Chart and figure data
- - -

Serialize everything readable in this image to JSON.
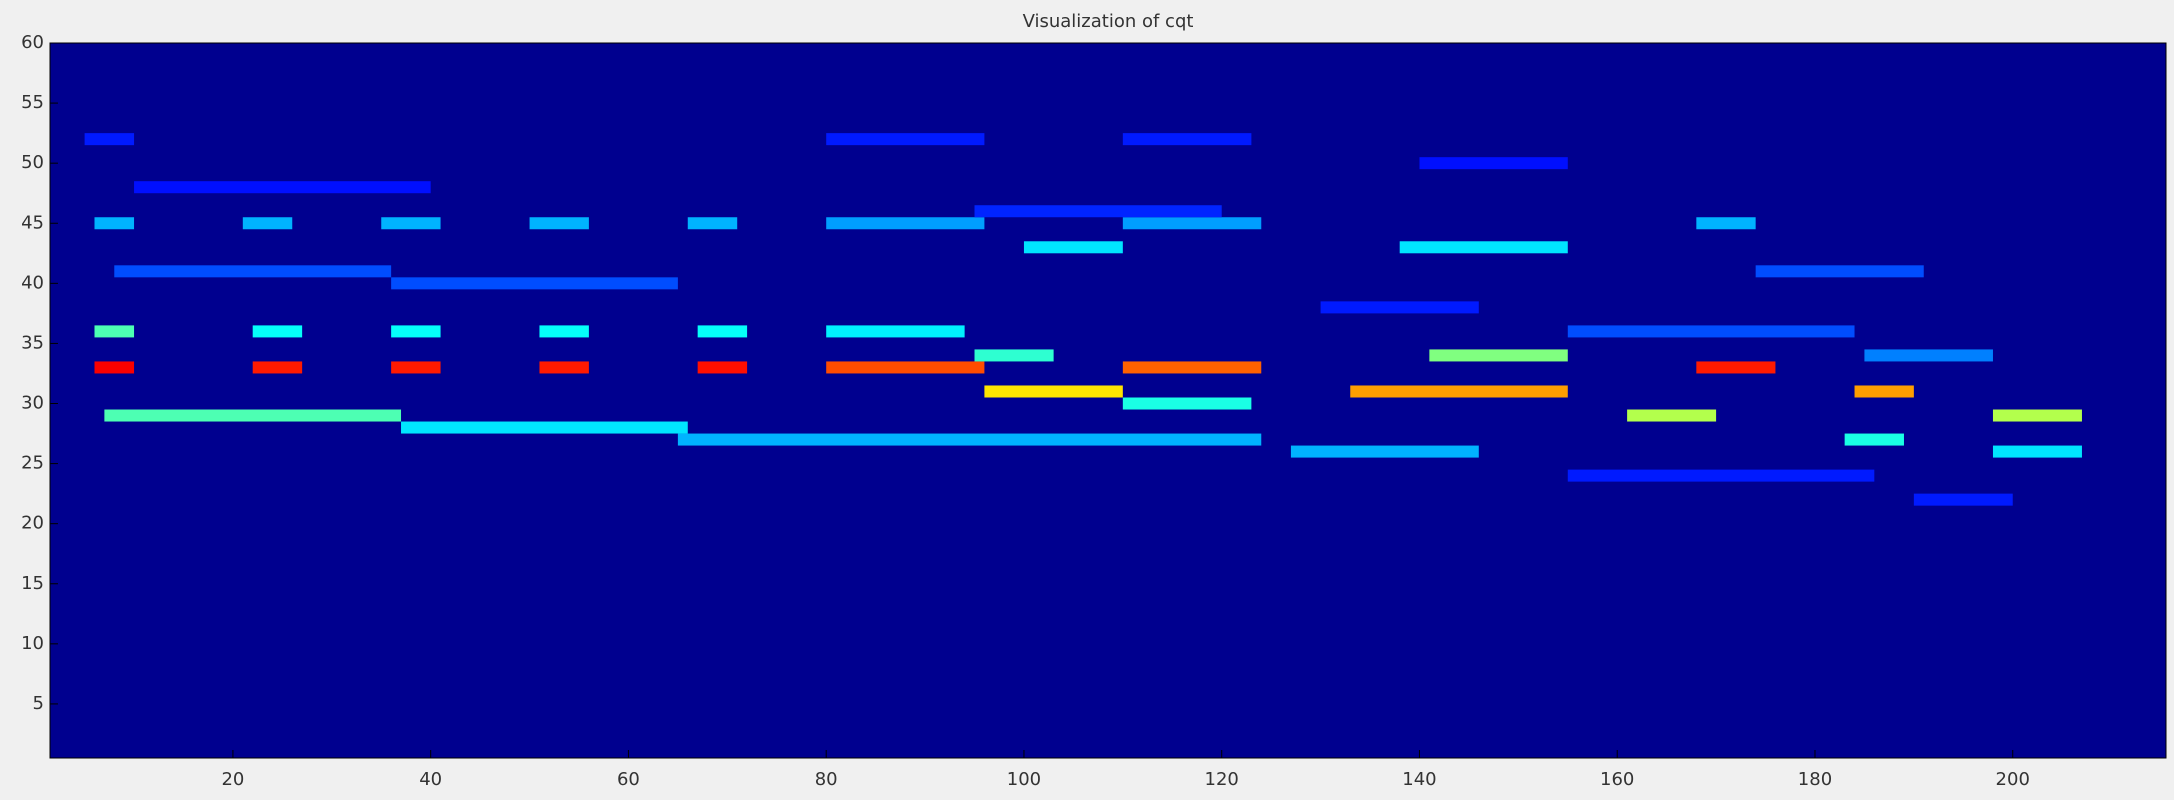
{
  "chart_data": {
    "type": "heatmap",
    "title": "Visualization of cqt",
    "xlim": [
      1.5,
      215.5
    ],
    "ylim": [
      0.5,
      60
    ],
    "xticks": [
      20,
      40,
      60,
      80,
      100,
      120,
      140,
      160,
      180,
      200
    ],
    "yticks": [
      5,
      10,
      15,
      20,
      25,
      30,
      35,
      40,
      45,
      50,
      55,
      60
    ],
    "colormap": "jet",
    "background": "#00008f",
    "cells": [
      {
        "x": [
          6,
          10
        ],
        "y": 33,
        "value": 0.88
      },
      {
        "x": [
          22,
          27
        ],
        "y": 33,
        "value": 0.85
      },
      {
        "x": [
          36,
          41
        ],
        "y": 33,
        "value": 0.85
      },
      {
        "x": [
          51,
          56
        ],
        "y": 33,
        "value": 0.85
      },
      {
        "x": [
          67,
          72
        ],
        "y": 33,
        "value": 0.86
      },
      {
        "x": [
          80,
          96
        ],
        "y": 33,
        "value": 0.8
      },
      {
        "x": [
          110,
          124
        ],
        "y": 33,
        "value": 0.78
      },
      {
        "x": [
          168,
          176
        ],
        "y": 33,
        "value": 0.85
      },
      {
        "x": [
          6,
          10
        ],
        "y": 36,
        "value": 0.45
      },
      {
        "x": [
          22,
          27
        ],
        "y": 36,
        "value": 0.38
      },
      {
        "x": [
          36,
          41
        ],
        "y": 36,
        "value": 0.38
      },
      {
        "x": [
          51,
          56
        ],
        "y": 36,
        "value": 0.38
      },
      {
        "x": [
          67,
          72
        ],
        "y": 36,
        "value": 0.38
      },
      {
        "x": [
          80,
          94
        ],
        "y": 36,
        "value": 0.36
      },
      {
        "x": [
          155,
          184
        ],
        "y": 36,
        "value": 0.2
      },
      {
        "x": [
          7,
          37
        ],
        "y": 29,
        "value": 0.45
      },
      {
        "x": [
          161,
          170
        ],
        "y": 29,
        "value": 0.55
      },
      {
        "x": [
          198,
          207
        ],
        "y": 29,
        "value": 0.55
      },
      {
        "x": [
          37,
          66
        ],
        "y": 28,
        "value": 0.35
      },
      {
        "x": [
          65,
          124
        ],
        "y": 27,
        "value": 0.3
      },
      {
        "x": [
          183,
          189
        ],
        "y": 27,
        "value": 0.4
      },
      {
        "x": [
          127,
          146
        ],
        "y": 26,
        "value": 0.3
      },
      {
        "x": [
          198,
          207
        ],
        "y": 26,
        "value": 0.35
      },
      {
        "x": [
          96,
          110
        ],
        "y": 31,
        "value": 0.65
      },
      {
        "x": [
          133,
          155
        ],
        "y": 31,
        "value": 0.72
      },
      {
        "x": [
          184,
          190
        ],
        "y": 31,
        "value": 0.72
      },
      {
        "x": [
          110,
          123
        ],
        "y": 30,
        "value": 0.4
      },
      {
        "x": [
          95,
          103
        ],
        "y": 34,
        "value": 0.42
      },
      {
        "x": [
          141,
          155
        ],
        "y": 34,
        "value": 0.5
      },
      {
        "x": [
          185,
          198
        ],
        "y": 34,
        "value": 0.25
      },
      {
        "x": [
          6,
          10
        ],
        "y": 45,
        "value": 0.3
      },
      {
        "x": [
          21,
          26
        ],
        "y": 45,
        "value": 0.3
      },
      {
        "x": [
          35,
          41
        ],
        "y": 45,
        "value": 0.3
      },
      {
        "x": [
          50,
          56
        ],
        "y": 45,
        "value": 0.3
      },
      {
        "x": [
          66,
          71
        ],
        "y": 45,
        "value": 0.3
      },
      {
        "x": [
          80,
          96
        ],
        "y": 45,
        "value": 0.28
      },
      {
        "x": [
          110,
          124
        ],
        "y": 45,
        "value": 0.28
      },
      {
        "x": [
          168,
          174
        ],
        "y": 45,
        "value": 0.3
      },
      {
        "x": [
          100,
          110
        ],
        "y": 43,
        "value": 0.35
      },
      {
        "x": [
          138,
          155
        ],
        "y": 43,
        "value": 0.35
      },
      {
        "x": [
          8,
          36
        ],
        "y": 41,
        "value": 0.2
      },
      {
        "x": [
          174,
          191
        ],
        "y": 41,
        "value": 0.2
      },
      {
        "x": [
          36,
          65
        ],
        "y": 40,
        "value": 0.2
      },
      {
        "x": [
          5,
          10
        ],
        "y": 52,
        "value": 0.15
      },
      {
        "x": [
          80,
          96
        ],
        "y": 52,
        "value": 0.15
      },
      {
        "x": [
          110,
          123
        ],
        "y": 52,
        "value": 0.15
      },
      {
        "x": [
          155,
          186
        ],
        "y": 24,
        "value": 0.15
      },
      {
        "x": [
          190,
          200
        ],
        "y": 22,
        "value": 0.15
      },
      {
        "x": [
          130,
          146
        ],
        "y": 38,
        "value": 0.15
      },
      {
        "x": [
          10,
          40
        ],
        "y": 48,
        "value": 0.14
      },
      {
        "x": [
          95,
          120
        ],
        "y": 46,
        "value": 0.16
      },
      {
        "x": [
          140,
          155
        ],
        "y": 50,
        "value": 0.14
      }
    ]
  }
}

- - -

● Short problem: Reproduce the entries exactly. Do not carry over any picture.

● The response:
Serialize everything readable in this image to JSON.
{
  "chart_data": {
    "type": "heatmap",
    "title": "Visualization of cqt",
    "xlim": [
      1.5,
      215.5
    ],
    "ylim": [
      0.5,
      60
    ],
    "xticks": [
      20,
      40,
      60,
      80,
      100,
      120,
      140,
      160,
      180,
      200
    ],
    "yticks": [
      5,
      10,
      15,
      20,
      25,
      30,
      35,
      40,
      45,
      50,
      55,
      60
    ],
    "colormap": "jet",
    "background": "#00008f",
    "cells": [
      {
        "x": [
          6,
          10
        ],
        "y": 33,
        "value": 0.88
      },
      {
        "x": [
          22,
          27
        ],
        "y": 33,
        "value": 0.85
      },
      {
        "x": [
          36,
          41
        ],
        "y": 33,
        "value": 0.85
      },
      {
        "x": [
          51,
          56
        ],
        "y": 33,
        "value": 0.85
      },
      {
        "x": [
          67,
          72
        ],
        "y": 33,
        "value": 0.86
      },
      {
        "x": [
          80,
          96
        ],
        "y": 33,
        "value": 0.8
      },
      {
        "x": [
          110,
          124
        ],
        "y": 33,
        "value": 0.78
      },
      {
        "x": [
          168,
          176
        ],
        "y": 33,
        "value": 0.85
      },
      {
        "x": [
          6,
          10
        ],
        "y": 36,
        "value": 0.45
      },
      {
        "x": [
          22,
          27
        ],
        "y": 36,
        "value": 0.38
      },
      {
        "x": [
          36,
          41
        ],
        "y": 36,
        "value": 0.38
      },
      {
        "x": [
          51,
          56
        ],
        "y": 36,
        "value": 0.38
      },
      {
        "x": [
          67,
          72
        ],
        "y": 36,
        "value": 0.38
      },
      {
        "x": [
          80,
          94
        ],
        "y": 36,
        "value": 0.36
      },
      {
        "x": [
          155,
          184
        ],
        "y": 36,
        "value": 0.2
      },
      {
        "x": [
          7,
          37
        ],
        "y": 29,
        "value": 0.45
      },
      {
        "x": [
          161,
          170
        ],
        "y": 29,
        "value": 0.55
      },
      {
        "x": [
          198,
          207
        ],
        "y": 29,
        "value": 0.55
      },
      {
        "x": [
          37,
          66
        ],
        "y": 28,
        "value": 0.35
      },
      {
        "x": [
          65,
          124
        ],
        "y": 27,
        "value": 0.3
      },
      {
        "x": [
          183,
          189
        ],
        "y": 27,
        "value": 0.4
      },
      {
        "x": [
          127,
          146
        ],
        "y": 26,
        "value": 0.3
      },
      {
        "x": [
          198,
          207
        ],
        "y": 26,
        "value": 0.35
      },
      {
        "x": [
          96,
          110
        ],
        "y": 31,
        "value": 0.65
      },
      {
        "x": [
          133,
          155
        ],
        "y": 31,
        "value": 0.72
      },
      {
        "x": [
          184,
          190
        ],
        "y": 31,
        "value": 0.72
      },
      {
        "x": [
          110,
          123
        ],
        "y": 30,
        "value": 0.4
      },
      {
        "x": [
          95,
          103
        ],
        "y": 34,
        "value": 0.42
      },
      {
        "x": [
          141,
          155
        ],
        "y": 34,
        "value": 0.5
      },
      {
        "x": [
          185,
          198
        ],
        "y": 34,
        "value": 0.25
      },
      {
        "x": [
          6,
          10
        ],
        "y": 45,
        "value": 0.3
      },
      {
        "x": [
          21,
          26
        ],
        "y": 45,
        "value": 0.3
      },
      {
        "x": [
          35,
          41
        ],
        "y": 45,
        "value": 0.3
      },
      {
        "x": [
          50,
          56
        ],
        "y": 45,
        "value": 0.3
      },
      {
        "x": [
          66,
          71
        ],
        "y": 45,
        "value": 0.3
      },
      {
        "x": [
          80,
          96
        ],
        "y": 45,
        "value": 0.28
      },
      {
        "x": [
          110,
          124
        ],
        "y": 45,
        "value": 0.28
      },
      {
        "x": [
          168,
          174
        ],
        "y": 45,
        "value": 0.3
      },
      {
        "x": [
          100,
          110
        ],
        "y": 43,
        "value": 0.35
      },
      {
        "x": [
          138,
          155
        ],
        "y": 43,
        "value": 0.35
      },
      {
        "x": [
          8,
          36
        ],
        "y": 41,
        "value": 0.2
      },
      {
        "x": [
          174,
          191
        ],
        "y": 41,
        "value": 0.2
      },
      {
        "x": [
          36,
          65
        ],
        "y": 40,
        "value": 0.2
      },
      {
        "x": [
          5,
          10
        ],
        "y": 52,
        "value": 0.15
      },
      {
        "x": [
          80,
          96
        ],
        "y": 52,
        "value": 0.15
      },
      {
        "x": [
          110,
          123
        ],
        "y": 52,
        "value": 0.15
      },
      {
        "x": [
          155,
          186
        ],
        "y": 24,
        "value": 0.15
      },
      {
        "x": [
          190,
          200
        ],
        "y": 22,
        "value": 0.15
      },
      {
        "x": [
          130,
          146
        ],
        "y": 38,
        "value": 0.15
      },
      {
        "x": [
          10,
          40
        ],
        "y": 48,
        "value": 0.14
      },
      {
        "x": [
          95,
          120
        ],
        "y": 46,
        "value": 0.16
      },
      {
        "x": [
          140,
          155
        ],
        "y": 50,
        "value": 0.14
      }
    ]
  }
}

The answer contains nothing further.